Andando com D’us

“Certa vez um policial antissemita viu dois judeus religiosos em uma moto. Ele quis dar uma multa naqueles judeus, mas precisava de algum motivo para isso. Montou em sua moto e começou a acompanhá-los, sabendo que mais cedo ou mais tarde eles fariam alguma manobra proibida. Provavelmente parariam a moto sobre a faixa de pedestres, ultrapassariam de maneira perigosa ou fariam uma conversão sem acionar o pisca alerta. Era só questão de tempo para poder multá-los.
 
Porém, o tempo começou a passar e o policial não os via cometendo absolutamente nenhuma falha. Eles respeitavam todas as leis de trânsito, acionavam o pisca alerta antes de qualquer conversão, aguardavam pacientemente o sinal verde e não andavam entre os carros. Depois de mais de meia hora perseguindo os dois judeus, o policial não aguentou mais. Muito irritado, ele mandou-os descerem da moto e disse:
 
– Vou falar a verdade para vocês. Estou há meia hora acompanhando a moto de vocês, de olho em tudo o que vocês fazem, e estou impressionado. Vocês não fizeram absolutamente nada errado! Como isto é possível?

> **EXERCÍCIO ESCRITO**:
Liste todas as condutas no trânsito atribuídas aos dois judeus na frase da história acima que começa com "Eles respeitavam".

> **SEÇÃO DE DADOS**:
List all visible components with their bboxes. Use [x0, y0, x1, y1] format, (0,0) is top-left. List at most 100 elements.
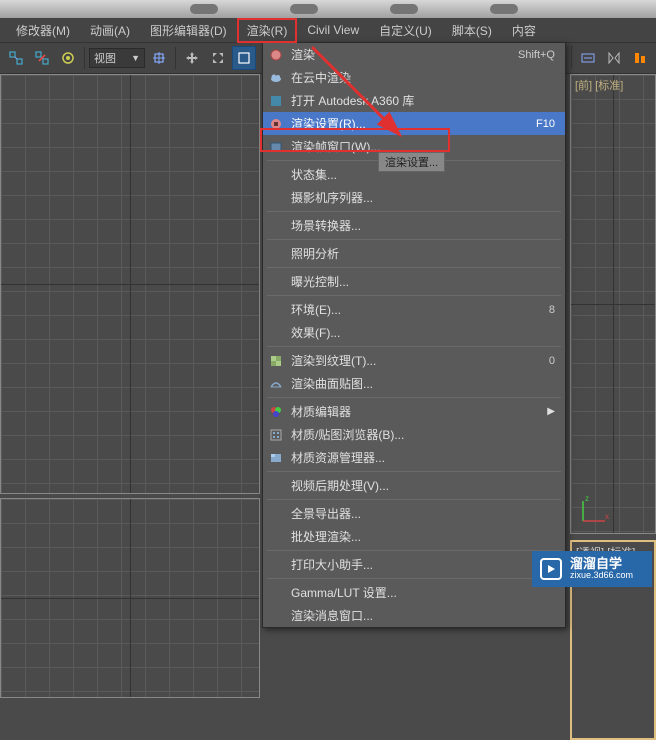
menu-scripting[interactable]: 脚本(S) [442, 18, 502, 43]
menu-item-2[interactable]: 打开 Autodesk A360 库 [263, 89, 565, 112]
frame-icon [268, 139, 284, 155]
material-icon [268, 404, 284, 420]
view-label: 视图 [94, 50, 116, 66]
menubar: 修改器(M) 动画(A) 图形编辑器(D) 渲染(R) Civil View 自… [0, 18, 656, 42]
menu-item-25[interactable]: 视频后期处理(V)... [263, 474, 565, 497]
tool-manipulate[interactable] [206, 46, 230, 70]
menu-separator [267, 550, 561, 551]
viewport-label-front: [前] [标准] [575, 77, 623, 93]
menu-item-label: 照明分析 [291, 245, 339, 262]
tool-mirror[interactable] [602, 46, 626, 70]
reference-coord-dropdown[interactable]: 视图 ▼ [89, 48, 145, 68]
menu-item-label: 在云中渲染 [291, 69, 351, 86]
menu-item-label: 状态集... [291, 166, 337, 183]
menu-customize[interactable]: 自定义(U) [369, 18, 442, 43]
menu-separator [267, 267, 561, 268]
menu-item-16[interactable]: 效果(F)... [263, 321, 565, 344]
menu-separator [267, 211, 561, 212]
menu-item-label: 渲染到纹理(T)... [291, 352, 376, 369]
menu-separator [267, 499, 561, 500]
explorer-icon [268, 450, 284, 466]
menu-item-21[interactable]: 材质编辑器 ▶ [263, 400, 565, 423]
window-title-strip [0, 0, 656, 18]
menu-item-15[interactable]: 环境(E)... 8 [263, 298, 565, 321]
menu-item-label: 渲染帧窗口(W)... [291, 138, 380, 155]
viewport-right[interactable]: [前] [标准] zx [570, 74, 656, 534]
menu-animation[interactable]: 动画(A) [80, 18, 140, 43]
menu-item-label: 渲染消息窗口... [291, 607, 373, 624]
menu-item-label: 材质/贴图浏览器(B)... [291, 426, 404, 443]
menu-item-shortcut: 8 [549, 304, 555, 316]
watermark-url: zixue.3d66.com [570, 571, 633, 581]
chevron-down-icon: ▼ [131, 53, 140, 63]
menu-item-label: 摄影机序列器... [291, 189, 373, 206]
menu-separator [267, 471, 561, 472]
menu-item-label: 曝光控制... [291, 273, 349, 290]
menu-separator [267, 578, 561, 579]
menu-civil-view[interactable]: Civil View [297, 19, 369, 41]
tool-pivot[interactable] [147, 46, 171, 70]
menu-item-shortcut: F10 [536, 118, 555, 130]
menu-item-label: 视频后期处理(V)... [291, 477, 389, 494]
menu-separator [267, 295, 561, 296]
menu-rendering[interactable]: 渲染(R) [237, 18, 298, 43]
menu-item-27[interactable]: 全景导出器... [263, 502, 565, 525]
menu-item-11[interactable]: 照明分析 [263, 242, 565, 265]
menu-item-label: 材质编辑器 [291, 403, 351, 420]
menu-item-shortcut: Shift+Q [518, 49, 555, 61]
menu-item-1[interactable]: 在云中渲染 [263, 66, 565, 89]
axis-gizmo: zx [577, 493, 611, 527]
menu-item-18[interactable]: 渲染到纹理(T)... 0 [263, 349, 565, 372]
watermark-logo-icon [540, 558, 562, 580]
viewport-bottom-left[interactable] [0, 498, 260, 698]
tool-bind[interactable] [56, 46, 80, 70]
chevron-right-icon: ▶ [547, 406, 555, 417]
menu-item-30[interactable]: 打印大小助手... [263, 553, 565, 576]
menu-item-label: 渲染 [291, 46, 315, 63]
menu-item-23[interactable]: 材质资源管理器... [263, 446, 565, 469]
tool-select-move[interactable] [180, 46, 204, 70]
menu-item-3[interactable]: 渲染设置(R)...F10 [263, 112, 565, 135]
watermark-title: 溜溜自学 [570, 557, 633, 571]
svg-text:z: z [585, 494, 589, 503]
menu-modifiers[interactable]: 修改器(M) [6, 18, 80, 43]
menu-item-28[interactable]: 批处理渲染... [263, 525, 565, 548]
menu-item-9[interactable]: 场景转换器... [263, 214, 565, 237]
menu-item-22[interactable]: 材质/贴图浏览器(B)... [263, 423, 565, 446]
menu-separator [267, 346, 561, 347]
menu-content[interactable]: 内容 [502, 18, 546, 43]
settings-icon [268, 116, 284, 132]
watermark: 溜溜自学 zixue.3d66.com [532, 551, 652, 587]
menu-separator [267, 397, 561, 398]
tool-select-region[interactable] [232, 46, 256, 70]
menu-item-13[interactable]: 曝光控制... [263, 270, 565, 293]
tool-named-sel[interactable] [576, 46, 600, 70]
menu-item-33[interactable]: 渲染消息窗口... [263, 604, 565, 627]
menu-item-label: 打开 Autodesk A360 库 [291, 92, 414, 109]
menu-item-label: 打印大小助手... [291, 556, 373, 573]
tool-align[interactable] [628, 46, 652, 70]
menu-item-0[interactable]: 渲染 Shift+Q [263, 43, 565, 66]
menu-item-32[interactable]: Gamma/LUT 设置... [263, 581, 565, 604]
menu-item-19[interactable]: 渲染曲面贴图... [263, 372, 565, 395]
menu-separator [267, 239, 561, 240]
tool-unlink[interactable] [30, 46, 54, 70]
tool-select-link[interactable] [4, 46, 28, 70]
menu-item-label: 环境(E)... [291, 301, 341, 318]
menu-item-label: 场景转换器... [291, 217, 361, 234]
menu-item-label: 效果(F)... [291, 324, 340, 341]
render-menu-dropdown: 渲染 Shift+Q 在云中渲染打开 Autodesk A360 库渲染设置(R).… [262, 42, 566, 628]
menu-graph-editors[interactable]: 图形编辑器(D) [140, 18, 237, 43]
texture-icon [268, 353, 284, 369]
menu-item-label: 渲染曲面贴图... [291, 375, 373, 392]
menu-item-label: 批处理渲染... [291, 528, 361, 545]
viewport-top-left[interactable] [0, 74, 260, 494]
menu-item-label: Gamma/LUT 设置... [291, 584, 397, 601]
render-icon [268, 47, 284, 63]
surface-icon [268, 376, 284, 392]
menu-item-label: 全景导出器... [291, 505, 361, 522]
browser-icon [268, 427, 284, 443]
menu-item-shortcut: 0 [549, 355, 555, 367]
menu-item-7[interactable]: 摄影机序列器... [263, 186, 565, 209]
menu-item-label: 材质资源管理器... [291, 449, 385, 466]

> **SOLUÇÃO DETALHADA**:
- Respeitavam todas as leis de trânsito.
- Acionavam o pisca alerta antes de qualquer conversão.
- Aguardavam pacientemente o sinal verde.
- Não andavam entre os carros.